§ AIM OF THE EXERCISE: Find every line in the records that holds the string "регионам". Copy each one.

§ THE INPUT:
○ ○ ○ ○ ○ ○ ○

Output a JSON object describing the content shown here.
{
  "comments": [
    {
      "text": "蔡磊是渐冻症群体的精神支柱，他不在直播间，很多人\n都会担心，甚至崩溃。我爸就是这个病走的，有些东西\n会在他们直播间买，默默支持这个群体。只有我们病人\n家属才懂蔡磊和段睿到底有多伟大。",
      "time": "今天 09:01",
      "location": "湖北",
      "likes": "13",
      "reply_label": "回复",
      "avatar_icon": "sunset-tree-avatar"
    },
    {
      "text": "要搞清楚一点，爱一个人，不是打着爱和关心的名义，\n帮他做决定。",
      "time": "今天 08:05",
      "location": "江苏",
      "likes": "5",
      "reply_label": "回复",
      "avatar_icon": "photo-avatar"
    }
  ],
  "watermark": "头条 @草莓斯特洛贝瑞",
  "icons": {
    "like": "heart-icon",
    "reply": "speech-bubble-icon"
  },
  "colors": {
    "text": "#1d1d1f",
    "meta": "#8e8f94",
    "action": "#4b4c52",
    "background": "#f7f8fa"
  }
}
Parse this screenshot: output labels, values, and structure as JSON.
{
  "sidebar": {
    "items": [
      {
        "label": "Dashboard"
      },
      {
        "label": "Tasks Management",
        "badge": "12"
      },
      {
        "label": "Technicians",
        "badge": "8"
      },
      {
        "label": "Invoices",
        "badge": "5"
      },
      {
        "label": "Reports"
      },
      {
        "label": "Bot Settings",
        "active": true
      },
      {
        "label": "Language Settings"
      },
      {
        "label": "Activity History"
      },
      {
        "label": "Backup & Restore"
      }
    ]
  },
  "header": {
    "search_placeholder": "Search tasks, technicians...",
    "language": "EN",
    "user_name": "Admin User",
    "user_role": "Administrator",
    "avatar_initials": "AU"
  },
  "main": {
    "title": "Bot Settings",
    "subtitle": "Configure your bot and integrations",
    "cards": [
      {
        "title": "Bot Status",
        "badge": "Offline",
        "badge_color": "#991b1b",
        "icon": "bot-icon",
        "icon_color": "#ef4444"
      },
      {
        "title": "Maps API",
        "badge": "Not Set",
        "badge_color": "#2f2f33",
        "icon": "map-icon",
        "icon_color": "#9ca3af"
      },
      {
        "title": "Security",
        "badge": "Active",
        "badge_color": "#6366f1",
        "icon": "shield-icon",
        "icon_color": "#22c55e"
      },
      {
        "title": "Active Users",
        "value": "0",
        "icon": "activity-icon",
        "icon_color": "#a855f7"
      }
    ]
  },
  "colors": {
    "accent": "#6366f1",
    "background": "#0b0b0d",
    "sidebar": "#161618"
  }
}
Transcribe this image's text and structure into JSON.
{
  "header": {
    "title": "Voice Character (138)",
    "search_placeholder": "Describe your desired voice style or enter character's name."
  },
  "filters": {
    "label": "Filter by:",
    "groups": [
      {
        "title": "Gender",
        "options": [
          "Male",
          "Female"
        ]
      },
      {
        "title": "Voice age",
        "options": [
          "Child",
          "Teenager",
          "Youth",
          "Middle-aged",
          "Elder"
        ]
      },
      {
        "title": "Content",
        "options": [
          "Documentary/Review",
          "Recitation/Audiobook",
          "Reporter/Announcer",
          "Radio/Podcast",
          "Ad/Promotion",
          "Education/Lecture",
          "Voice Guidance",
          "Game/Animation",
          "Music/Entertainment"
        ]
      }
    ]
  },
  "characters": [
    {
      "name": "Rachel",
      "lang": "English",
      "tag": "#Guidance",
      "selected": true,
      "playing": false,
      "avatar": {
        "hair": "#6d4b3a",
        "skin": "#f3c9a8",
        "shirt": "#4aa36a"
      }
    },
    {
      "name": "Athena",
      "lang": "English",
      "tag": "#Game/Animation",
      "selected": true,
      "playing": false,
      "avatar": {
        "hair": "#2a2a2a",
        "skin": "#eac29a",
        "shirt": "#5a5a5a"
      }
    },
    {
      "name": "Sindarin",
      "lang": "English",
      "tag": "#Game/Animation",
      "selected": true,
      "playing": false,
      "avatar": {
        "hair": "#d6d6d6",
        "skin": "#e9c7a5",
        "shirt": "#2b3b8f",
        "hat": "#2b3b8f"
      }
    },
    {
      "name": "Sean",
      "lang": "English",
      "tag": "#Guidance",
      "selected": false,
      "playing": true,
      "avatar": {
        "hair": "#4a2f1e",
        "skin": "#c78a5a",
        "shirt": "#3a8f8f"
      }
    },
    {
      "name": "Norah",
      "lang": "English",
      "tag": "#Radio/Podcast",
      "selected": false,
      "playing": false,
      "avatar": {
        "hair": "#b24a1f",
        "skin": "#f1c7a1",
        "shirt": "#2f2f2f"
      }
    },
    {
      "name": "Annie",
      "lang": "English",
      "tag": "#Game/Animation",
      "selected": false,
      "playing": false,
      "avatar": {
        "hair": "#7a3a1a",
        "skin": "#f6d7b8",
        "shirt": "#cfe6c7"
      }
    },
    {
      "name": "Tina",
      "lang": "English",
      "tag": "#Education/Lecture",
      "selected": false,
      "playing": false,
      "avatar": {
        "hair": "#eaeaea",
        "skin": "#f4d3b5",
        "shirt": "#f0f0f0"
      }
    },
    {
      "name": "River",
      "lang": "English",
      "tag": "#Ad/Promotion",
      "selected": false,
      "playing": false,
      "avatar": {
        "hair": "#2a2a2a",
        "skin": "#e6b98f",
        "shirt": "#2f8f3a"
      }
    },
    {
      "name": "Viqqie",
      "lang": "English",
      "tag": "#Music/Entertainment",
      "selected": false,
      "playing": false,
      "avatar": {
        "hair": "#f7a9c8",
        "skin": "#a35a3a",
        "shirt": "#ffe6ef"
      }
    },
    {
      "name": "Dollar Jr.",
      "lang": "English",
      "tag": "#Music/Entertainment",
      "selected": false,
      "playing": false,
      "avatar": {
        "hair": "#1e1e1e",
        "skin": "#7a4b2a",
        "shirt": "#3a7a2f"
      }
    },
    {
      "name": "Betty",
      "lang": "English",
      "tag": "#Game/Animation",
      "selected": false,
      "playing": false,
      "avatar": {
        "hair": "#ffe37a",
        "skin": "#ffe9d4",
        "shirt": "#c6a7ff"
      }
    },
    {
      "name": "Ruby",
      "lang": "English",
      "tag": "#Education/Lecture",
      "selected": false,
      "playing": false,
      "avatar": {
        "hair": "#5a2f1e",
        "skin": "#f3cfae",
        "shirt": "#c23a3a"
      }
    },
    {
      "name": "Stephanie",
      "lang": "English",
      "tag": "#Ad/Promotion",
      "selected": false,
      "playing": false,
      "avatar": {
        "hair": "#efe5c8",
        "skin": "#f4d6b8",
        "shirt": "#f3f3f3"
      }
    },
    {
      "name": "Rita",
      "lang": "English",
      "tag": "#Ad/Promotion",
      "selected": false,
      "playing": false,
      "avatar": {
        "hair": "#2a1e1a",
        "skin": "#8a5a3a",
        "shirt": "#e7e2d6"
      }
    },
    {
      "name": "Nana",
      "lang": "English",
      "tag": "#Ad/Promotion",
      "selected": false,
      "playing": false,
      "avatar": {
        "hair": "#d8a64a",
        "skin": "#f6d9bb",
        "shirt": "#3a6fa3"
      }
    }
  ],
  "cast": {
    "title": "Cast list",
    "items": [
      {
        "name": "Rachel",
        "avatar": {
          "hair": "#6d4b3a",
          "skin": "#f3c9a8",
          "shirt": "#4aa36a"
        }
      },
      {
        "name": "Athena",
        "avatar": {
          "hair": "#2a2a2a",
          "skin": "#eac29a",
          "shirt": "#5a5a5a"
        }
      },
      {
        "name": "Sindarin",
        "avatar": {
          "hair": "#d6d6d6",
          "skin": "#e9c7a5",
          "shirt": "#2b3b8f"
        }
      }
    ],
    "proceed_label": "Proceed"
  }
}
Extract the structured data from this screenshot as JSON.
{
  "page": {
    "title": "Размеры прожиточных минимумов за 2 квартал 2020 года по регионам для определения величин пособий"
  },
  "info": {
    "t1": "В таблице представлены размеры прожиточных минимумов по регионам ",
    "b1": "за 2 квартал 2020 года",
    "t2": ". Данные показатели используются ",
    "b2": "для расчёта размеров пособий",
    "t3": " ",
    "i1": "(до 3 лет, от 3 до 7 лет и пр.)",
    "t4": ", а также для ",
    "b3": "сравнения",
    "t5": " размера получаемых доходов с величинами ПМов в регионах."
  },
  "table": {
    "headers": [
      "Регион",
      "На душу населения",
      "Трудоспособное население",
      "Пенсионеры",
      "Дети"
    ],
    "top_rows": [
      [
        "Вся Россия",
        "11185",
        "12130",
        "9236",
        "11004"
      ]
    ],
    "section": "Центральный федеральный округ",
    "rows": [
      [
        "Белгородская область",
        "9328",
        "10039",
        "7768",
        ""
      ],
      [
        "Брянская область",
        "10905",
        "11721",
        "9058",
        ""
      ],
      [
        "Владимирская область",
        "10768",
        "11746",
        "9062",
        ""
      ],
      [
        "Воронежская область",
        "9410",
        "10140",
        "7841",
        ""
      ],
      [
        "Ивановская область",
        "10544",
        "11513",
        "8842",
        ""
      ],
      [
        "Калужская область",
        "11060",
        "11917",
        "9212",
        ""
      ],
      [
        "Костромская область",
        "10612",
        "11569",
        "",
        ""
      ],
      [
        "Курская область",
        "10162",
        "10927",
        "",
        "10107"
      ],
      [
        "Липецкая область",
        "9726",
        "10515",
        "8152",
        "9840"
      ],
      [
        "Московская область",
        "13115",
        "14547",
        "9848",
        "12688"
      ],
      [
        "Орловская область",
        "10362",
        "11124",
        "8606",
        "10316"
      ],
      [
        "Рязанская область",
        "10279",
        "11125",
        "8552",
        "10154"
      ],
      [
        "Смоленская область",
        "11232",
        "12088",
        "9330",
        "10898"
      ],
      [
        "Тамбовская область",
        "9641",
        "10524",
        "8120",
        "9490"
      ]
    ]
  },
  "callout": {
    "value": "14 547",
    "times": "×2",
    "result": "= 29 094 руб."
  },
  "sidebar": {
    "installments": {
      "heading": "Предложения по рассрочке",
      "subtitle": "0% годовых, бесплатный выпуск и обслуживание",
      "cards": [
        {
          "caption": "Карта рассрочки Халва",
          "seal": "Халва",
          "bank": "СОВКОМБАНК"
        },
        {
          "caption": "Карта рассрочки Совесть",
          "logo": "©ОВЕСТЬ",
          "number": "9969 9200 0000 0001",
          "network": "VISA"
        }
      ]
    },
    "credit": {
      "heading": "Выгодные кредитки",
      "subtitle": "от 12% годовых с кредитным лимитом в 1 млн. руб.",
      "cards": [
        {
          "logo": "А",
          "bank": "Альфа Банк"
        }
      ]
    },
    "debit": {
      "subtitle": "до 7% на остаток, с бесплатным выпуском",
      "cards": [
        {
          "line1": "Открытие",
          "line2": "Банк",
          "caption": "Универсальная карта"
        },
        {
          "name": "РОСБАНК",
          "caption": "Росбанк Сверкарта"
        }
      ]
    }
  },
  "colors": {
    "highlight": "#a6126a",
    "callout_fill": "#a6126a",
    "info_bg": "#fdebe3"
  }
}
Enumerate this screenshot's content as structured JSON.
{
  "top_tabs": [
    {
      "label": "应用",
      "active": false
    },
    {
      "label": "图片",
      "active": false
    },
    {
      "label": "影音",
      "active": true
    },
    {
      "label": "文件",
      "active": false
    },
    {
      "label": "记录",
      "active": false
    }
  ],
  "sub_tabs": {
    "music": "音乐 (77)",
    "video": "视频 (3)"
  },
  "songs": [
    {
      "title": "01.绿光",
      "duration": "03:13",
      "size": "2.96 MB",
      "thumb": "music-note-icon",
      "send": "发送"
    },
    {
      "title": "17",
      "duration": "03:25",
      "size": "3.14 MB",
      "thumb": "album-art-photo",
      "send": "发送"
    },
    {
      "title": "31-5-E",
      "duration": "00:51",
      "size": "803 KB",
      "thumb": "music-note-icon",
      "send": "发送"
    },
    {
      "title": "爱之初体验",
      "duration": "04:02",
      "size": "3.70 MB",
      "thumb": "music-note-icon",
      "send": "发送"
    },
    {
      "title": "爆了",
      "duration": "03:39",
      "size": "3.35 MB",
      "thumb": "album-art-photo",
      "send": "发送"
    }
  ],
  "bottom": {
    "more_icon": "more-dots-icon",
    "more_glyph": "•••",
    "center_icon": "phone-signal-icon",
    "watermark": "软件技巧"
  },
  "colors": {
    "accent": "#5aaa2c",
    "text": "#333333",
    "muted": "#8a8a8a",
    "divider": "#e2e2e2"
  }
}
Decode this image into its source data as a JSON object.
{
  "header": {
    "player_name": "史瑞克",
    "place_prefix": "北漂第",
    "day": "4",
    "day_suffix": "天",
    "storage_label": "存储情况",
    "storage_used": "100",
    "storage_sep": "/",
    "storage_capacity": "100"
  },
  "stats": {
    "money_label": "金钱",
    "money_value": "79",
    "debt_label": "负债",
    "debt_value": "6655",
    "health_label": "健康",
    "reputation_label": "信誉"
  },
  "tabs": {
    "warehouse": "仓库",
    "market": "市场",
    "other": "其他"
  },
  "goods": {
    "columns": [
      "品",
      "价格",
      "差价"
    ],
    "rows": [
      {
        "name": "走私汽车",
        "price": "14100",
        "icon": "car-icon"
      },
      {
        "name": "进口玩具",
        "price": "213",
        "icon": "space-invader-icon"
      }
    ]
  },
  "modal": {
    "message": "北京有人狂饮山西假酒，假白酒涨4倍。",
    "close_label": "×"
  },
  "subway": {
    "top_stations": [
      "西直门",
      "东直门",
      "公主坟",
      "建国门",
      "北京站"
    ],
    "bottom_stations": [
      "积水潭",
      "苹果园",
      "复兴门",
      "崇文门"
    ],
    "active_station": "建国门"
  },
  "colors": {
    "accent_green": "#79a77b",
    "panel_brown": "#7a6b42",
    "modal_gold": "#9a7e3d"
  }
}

○ ○ ○ ○ ○ ○ ○

§ RESPONSE BELOW:
    "title": "Размеры прожиточных минимумов за 2 квартал 2020 года по регионам для определения величин пособий"
    "t1": "В таблице представлены размеры прожиточных минимумов по регионам ",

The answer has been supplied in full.